◆ **GOAL OF THE EXERCISE**:
Every line that contains the word "JSON" should be copied out.

Data entries
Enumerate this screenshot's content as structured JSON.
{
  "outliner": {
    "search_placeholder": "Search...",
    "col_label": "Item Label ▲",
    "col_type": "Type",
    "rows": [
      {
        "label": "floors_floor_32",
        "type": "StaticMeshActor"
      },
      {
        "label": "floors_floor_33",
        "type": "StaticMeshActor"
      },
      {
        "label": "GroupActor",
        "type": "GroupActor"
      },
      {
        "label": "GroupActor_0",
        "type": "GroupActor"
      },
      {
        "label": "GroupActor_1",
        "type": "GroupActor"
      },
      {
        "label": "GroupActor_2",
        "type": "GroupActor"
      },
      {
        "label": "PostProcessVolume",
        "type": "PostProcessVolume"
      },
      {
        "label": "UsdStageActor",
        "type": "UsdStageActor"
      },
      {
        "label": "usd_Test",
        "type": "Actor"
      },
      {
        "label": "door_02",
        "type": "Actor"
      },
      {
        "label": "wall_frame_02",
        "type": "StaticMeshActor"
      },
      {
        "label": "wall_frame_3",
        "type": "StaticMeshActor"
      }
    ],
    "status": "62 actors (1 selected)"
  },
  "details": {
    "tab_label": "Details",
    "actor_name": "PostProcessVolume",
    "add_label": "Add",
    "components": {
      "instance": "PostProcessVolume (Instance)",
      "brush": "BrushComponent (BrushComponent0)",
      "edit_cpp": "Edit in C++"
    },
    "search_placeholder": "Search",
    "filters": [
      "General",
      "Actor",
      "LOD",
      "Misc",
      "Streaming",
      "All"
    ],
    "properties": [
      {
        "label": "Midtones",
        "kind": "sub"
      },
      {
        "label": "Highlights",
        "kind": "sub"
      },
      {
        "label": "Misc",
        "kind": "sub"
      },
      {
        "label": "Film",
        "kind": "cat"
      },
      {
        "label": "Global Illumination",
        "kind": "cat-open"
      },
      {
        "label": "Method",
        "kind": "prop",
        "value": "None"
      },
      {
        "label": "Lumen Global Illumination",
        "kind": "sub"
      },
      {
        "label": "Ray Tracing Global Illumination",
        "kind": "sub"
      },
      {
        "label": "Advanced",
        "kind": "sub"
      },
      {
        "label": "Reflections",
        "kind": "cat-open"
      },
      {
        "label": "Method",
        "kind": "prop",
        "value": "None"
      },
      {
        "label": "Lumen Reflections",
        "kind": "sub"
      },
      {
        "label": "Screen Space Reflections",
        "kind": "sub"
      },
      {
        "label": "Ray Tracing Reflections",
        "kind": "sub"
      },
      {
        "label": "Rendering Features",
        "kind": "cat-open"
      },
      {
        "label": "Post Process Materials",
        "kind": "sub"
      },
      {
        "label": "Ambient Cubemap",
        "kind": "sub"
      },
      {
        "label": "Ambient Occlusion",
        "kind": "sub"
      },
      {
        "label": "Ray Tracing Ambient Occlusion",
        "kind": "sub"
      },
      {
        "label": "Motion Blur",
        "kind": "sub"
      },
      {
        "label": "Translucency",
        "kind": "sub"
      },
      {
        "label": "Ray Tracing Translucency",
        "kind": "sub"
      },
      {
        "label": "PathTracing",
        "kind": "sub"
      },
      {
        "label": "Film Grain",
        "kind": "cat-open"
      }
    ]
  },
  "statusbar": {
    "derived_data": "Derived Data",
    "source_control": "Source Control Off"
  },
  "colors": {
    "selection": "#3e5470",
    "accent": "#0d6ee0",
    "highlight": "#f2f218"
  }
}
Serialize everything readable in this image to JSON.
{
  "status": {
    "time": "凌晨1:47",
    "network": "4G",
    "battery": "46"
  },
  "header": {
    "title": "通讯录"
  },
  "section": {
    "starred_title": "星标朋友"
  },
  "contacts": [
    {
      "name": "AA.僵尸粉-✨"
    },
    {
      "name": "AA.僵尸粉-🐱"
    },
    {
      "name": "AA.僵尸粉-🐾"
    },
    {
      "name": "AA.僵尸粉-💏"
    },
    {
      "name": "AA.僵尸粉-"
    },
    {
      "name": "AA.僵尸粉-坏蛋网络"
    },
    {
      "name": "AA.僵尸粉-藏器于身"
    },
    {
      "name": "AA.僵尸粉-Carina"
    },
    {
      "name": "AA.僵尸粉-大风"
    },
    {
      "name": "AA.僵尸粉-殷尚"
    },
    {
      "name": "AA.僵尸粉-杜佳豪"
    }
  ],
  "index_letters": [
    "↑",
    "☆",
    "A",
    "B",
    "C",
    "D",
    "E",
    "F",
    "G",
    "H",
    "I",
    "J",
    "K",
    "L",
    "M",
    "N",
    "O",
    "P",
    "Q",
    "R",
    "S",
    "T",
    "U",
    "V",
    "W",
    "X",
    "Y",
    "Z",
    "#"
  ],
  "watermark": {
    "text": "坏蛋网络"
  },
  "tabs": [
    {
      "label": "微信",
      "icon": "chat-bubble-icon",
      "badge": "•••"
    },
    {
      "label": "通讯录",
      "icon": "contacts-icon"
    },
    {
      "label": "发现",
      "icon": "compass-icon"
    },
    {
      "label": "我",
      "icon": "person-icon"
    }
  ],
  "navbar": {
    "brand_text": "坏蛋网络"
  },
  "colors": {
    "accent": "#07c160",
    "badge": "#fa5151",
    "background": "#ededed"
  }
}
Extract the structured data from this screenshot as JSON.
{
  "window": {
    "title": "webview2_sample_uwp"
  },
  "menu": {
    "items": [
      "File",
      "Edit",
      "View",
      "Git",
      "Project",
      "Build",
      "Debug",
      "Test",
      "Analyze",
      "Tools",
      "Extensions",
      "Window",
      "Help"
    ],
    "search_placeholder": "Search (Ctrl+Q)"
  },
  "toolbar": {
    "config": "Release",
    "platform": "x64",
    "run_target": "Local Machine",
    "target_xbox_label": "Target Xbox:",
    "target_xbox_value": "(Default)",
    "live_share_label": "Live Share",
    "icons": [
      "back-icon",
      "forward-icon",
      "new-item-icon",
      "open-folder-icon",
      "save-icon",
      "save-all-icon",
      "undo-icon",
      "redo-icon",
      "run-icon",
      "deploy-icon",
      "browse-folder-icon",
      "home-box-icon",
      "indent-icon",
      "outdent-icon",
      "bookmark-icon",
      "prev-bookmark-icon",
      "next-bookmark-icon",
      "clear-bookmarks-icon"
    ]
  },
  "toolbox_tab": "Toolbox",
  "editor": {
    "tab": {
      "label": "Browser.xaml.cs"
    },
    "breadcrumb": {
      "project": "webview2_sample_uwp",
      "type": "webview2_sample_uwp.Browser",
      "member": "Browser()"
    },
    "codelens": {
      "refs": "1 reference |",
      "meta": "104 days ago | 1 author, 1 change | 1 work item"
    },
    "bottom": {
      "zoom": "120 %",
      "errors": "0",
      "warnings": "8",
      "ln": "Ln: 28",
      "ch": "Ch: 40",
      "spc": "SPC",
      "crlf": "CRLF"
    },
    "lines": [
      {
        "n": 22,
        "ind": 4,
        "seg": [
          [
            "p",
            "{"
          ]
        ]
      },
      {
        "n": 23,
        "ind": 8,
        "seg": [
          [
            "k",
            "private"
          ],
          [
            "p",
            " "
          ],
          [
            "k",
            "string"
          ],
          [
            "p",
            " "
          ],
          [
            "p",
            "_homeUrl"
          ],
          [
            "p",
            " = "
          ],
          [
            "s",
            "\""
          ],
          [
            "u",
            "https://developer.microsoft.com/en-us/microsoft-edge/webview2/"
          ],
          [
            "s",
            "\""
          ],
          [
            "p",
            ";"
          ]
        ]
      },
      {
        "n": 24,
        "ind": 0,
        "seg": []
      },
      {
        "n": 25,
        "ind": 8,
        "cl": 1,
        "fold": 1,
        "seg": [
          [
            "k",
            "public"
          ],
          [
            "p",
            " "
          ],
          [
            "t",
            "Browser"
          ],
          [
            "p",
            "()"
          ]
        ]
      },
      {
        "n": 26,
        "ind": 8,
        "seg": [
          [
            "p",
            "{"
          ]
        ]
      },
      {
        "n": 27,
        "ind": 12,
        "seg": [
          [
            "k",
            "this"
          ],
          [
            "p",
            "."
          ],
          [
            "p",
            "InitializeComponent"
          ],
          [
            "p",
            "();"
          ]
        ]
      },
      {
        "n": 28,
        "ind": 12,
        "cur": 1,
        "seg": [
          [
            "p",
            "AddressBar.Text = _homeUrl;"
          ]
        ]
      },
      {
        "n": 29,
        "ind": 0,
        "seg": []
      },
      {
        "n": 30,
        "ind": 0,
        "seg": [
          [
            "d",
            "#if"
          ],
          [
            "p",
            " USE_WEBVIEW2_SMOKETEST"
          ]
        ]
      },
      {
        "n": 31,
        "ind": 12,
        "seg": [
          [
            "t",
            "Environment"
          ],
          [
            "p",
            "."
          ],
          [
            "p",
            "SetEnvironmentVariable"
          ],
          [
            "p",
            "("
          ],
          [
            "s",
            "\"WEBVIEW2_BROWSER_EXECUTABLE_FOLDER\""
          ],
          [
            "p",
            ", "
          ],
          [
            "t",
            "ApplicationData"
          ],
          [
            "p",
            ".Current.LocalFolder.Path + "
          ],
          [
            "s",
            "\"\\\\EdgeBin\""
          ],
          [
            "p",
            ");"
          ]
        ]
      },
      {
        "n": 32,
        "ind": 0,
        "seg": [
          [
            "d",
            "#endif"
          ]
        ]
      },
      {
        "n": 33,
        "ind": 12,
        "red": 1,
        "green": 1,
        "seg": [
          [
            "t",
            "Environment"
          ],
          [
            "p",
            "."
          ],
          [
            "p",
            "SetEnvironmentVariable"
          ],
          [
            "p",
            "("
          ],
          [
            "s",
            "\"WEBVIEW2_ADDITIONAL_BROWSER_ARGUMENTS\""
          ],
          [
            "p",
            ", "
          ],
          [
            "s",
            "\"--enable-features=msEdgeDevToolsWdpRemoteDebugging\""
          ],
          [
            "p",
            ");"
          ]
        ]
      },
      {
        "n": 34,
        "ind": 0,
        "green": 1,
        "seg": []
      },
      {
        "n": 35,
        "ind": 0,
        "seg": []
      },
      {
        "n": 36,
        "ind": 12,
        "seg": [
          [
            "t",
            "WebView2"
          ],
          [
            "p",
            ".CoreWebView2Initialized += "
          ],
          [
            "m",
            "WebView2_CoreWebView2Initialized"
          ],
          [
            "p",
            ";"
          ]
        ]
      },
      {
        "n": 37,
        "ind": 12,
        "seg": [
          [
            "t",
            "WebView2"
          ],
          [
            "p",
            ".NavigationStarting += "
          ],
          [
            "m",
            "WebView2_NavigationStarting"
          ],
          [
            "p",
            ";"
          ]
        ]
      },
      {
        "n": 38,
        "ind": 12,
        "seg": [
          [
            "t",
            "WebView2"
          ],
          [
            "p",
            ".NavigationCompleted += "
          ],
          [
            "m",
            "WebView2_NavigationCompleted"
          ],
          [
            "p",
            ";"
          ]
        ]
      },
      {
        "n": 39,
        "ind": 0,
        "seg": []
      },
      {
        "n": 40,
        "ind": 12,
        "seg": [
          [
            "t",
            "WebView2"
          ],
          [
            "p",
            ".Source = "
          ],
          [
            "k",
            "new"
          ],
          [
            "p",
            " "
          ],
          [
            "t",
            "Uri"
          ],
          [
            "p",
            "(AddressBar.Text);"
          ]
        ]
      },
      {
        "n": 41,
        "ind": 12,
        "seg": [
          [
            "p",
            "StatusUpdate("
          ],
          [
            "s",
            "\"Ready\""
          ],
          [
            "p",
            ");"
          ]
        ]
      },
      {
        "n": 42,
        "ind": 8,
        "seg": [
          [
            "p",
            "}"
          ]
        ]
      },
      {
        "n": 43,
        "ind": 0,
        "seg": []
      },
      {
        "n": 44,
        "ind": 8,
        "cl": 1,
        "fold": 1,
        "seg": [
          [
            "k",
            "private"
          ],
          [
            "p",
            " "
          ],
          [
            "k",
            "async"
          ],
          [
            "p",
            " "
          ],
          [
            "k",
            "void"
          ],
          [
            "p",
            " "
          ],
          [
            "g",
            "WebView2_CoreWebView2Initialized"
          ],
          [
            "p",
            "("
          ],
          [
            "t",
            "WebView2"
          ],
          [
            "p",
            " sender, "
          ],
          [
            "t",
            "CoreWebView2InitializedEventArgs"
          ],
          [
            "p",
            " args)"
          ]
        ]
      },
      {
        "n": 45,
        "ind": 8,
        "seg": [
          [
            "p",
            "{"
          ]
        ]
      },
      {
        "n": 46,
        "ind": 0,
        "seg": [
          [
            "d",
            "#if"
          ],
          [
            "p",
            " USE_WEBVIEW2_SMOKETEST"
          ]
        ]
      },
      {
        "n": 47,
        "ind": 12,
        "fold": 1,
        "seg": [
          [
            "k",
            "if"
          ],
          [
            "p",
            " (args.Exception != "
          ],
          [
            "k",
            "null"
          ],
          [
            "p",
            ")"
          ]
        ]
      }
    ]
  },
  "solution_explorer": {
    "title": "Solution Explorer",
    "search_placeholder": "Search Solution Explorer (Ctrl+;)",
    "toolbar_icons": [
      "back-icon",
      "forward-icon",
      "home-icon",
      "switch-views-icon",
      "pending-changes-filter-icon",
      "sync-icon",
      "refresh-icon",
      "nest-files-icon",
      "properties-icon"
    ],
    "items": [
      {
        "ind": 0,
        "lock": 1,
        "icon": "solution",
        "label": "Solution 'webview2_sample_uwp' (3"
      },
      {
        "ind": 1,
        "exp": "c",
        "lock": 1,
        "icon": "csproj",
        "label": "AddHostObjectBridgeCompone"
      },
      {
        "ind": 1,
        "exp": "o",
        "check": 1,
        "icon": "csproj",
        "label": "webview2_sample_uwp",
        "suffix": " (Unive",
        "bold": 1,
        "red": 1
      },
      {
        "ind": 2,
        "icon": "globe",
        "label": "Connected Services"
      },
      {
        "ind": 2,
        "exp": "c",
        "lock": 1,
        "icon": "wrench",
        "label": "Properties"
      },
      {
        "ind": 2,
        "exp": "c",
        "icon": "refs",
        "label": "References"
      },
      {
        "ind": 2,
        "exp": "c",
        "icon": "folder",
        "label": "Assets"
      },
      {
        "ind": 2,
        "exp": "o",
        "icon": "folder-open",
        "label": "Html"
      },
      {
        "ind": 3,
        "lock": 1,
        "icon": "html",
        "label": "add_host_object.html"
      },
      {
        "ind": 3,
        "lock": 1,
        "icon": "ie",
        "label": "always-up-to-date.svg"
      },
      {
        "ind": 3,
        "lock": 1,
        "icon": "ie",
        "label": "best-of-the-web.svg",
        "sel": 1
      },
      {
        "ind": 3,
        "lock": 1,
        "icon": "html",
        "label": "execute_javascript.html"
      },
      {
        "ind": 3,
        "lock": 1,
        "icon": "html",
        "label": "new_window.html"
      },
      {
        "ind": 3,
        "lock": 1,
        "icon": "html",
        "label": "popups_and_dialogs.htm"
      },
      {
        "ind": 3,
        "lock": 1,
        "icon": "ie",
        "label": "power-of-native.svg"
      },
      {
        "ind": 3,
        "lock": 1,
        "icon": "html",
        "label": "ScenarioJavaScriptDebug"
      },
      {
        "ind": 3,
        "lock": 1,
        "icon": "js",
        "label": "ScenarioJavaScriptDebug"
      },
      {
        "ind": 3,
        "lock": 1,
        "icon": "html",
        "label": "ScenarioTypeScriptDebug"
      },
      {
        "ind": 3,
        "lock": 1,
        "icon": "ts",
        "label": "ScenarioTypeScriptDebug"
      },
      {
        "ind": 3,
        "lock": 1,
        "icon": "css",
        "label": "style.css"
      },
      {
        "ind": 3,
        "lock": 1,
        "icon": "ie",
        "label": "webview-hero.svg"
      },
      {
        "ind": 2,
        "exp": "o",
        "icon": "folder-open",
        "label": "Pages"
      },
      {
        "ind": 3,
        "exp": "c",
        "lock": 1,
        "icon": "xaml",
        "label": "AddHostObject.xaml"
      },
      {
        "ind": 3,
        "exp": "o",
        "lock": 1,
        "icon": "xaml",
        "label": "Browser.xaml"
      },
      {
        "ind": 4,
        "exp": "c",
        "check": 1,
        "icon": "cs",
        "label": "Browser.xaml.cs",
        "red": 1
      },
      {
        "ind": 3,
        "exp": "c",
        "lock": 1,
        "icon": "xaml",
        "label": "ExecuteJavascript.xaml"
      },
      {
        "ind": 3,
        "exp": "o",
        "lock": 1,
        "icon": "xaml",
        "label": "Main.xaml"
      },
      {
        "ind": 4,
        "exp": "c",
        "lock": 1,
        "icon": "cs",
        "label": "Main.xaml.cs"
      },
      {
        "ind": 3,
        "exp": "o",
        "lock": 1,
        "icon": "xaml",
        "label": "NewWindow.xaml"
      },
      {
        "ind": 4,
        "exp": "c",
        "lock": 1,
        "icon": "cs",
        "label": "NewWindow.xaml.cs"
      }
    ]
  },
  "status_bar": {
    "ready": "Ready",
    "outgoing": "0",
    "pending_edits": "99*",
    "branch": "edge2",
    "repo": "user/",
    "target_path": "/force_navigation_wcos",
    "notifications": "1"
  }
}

◆ **ANSWER TO THE TASK**:
Enumerate this screenshot's content as structured JSON.
Serialize everything readable in this image to JSON.
Extract the structured data from this screenshot as JSON.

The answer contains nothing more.